— WHAT TO PRODUCE —
In the copy, keep every record exact and leave out all images.

— EXTRACTED RECORDS —
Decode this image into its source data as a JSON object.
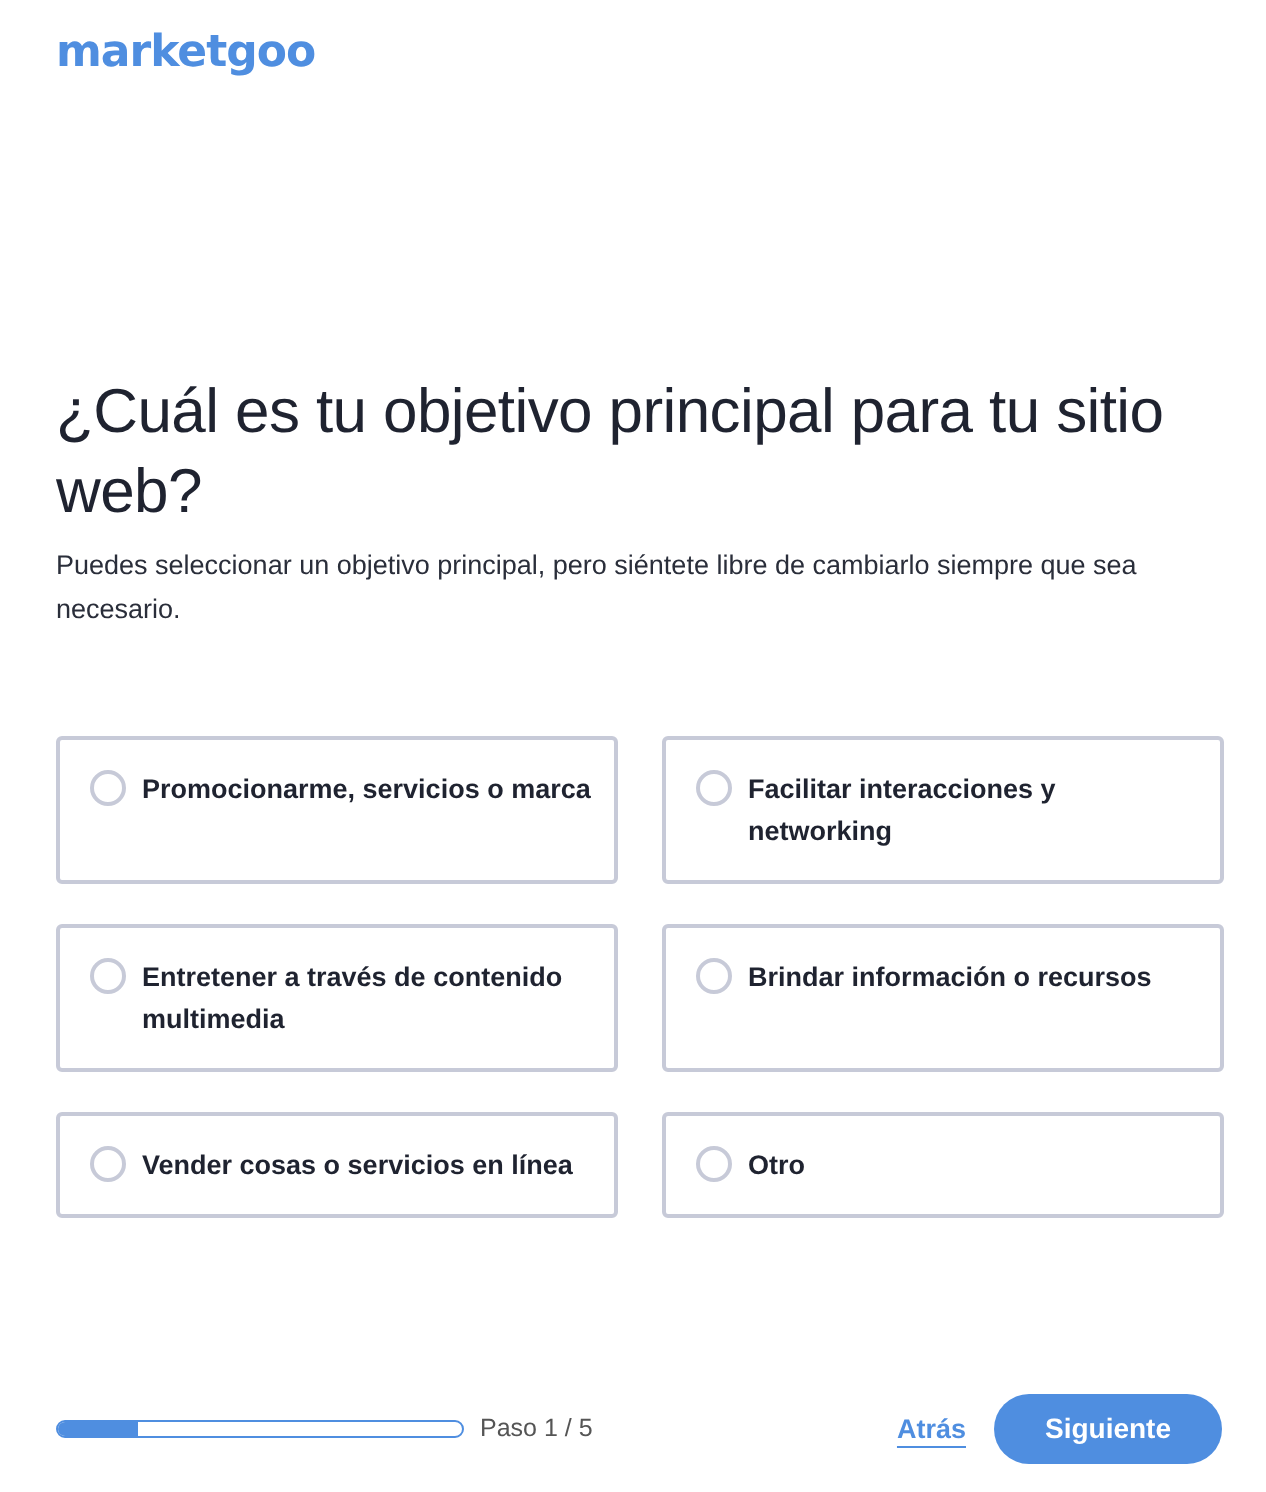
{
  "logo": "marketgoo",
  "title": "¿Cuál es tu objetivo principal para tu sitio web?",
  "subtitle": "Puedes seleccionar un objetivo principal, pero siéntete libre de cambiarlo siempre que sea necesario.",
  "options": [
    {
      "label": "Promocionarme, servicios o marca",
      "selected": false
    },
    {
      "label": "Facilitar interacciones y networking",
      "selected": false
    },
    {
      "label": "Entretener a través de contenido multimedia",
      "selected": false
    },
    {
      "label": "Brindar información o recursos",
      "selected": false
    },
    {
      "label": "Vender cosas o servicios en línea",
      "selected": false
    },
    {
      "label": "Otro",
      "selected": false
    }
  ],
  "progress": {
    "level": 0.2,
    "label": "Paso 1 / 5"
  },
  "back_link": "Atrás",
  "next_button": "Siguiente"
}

— WORKED ANSWER —
Decode this image into its source data as a JSON object.
{
  "logo": "marketgoo",
  "title": "¿Cuál es tu objetivo principal para tu sitio web?",
  "subtitle": "Puedes seleccionar un objetivo principal, pero siéntete libre de cambiarlo siempre que sea necesario.",
  "options": [
    {
      "label": "Promocionarme, servicios o marca",
      "selected": false
    },
    {
      "label": "Facilitar interacciones y networking",
      "selected": false
    },
    {
      "label": "Entretener a través de contenido multimedia",
      "selected": false
    },
    {
      "label": "Brindar información o recursos",
      "selected": false
    },
    {
      "label": "Vender cosas o servicios en línea",
      "selected": false
    },
    {
      "label": "Otro",
      "selected": false
    }
  ],
  "progress": {
    "level": 0.2,
    "label": "Paso 1 / 5"
  },
  "back_link": "Atrás",
  "next_button": "Siguiente"
}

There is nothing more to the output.